======== ANGEZEIGTER TEXT ========

# Download bricht mit WLAN ständig ab



## Spikos (21. Januar 2010)

*Download bricht mit WLAN ständig ab*

Ich habe derzeit das Problem, dass bei Downloads die mit voller Geschwindigkeit laufen (bei mir ca 700 kb/s) max. 10 mb geladen werden (eher weniger, es bricht oft nach Sekunden schon ab). Danach kommt der Download entweder zum erliegen oder die Downloadrate sinkt auf 150 kb/s, was für mich nicht akzeptabel ist. Außerdem hab ich beobachtet, dass meine WLAN-Verbindung während des Downloads anstatt 54 mbits nurnoch zwischen 1-10 mbits empfängt, bis er die Verbindung komplett verliert. Andererseits klappen die Downloads manchmal ohne Probleme, obwohl ich nichts ändere. Woran kann das liegen?
Verwende eine Vodafone EasyBox 602 mit aktueller Firmware und einen Level One WNC-0305USB Wlan-Stick, welcher laut Herstellerangaben auch g-Draft empfangen kann. Den Router habe ich zuerst auf b/g/n-draft mixed eingestellt, nach dem umstellen auf g/n-draft mixed ist aber auch kein Unterschied festzustellen. Bin langsam am verzweifeln..

edit: ich seh grad, falsches Forum. Kann das ein Mod bitte verschieben?


----------



## midnight (21. Januar 2010)

*AW: Download bricht mit WLAN ständig ab*

Wo lädst du denn? Schonmal testweise ein Kabel ausprobiert?

========

◆ AUFGABEN ◆
- a) Welchen Router verwendet Spikos laut dem Thread zum WLAN-Download?
- b) Stimmen diese Aussagen mit dem Thread zum WLAN-Download überein? Antworte jeweils mit Ja oder Nein und zitiere die entscheidenden Worte. (i) Die Downloadrate kann auf 150 kb/s sinken. (ii) Nach dem Umstellen des Routers auf g/n-draft mixed liefen die Downloads stabil. (iii) midnight fragt, ob schon einmal ein Kabel ausprobiert wurde.
- c) Wie könnte der Thread zum WLAN-Download weitergehen? Führe ihn im Anschluss an die letzte Antwort fort.
Die Liste stammt aus einer anderen Quelle.

======== BEREITGESTELLTE DATEN ========

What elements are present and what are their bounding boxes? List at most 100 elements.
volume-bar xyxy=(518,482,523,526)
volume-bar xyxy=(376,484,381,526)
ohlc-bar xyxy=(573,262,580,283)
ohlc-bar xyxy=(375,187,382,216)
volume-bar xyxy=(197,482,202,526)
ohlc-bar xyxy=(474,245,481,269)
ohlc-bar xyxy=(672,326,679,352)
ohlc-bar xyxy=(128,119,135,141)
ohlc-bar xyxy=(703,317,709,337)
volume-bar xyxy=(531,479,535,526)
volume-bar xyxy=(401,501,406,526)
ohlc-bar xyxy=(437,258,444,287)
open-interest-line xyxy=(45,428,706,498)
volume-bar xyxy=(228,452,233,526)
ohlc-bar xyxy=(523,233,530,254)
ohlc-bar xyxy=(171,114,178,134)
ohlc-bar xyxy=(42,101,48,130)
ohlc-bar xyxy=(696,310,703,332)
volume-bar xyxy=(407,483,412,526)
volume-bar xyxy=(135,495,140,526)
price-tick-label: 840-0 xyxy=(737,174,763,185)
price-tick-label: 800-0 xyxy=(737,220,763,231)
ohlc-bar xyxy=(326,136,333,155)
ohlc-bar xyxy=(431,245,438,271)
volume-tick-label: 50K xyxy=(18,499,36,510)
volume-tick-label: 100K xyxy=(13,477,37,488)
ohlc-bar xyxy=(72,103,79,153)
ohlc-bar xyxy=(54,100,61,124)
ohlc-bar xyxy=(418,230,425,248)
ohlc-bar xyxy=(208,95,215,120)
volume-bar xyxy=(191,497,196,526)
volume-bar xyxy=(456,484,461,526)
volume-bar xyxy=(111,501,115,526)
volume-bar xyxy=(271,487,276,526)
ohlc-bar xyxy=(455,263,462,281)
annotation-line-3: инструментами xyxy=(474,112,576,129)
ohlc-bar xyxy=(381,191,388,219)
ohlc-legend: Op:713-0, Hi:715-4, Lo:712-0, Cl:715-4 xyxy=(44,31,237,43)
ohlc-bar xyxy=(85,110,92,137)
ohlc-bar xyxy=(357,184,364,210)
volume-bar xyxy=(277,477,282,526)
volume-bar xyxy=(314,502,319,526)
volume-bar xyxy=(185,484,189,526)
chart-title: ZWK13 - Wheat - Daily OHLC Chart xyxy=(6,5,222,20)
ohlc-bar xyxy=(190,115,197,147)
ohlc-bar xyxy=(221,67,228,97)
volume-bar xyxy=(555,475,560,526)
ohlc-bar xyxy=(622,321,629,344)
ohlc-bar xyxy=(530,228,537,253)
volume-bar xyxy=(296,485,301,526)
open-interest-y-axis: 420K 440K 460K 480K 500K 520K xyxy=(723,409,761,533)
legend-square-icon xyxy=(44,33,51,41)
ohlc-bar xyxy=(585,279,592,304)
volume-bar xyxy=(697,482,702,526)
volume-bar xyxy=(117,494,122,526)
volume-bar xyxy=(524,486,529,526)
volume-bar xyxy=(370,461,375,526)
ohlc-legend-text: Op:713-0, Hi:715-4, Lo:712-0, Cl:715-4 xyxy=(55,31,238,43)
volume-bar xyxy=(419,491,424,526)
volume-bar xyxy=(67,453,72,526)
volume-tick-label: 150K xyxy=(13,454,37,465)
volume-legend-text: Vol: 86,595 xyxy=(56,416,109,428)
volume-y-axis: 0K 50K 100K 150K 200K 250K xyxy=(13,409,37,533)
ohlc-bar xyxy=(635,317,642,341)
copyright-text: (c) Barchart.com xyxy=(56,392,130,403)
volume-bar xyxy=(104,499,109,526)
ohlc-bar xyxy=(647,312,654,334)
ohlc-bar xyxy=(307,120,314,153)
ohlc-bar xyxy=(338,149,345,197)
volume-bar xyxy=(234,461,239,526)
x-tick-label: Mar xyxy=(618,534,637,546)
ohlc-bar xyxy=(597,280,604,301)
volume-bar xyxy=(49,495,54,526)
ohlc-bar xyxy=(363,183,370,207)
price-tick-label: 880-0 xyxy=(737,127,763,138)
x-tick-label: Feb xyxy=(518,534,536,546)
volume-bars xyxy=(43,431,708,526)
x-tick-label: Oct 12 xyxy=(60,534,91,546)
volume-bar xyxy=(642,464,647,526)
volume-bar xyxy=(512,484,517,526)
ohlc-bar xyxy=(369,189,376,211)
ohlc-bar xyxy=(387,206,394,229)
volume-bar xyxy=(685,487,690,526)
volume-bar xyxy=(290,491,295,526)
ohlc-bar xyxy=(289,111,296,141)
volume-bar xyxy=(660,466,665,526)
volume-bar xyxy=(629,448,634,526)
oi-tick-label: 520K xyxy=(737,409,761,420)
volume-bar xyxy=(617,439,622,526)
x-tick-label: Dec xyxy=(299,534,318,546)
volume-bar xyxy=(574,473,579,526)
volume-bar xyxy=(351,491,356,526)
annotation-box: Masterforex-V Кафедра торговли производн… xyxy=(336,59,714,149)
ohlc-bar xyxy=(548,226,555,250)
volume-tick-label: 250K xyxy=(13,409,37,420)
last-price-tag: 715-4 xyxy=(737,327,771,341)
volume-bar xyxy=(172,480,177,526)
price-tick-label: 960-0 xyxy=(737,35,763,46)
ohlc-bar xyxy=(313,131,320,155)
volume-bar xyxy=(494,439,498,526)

========

◆ SCHRIFTLICHE ANTWORTEN ◆
- a) Eine Vodafone EasyBox 602 mit aktueller Firmware.

- b)
(i) Ja: „oder die Downloadrate sinkt auf 150 kb/s“
(ii) Nein: „nach dem umstellen auf g/n-draft mixed ist aber auch kein Unterschied festzustellen“
(iii) Ja: „Schonmal testweise ein Kabel ausprobiert?“

- c)
Bei meiner FritzBox ist es so, dass das WLan gern mal ausfällt, wenn man versucht sehr viele Daten ins Lan zu übertragen.

so far


----------



## Spikos (21. Januar 2010)

*AW: Download bricht mit WLAN ständig ab*

Es ist egal, von wo ich lade. Wenn die Server mehr als 250 kb/s oder was auch immer hergeben, dann kriege ich nur sehr kleine Dateien runtergeladen (z.B. grad den neuen Firefox von Computerbase), sind die Dateien aber im 100 mb Bereich, habe ich schon keine Chance mehr. Ich tippe beinahe auf ein Überhitzen irgendeiner Komponente, und da habe ich diesen Level One Wlan-Stick im Verdacht. Per Kabel hatte ich nie Probleme, allerdings kann ich keines mehr verwenden (jedenfalls nicht auf Dauer), da ich vom 1. Stock runter ins Erdgeschoss durchs Wohnzimmer bis zum Flur damit muss.


----------



## knuffbiber (21. Januar 2010)

*AW: Download bricht mit WLAN ständig ab*

Ich würd mal mehrere DSL-Speedtests machen und schauen ob die Ergebnisse konstannt sind. Dann mit Nestumbler alle Accespoints checken und einen Channel wählen auf dem keiner in der Umgebung sendet. Danach ne große Datei über Wlan kopieren und die Übertragungsgeschwindigkeit wieder beobachten.
Den Rechner auch mal zum Testen direkt neben dem Router platzieren, um Störungen durch Wände/ große Entfernungen zu minimieren.


----------



## Spikos (21. Januar 2010)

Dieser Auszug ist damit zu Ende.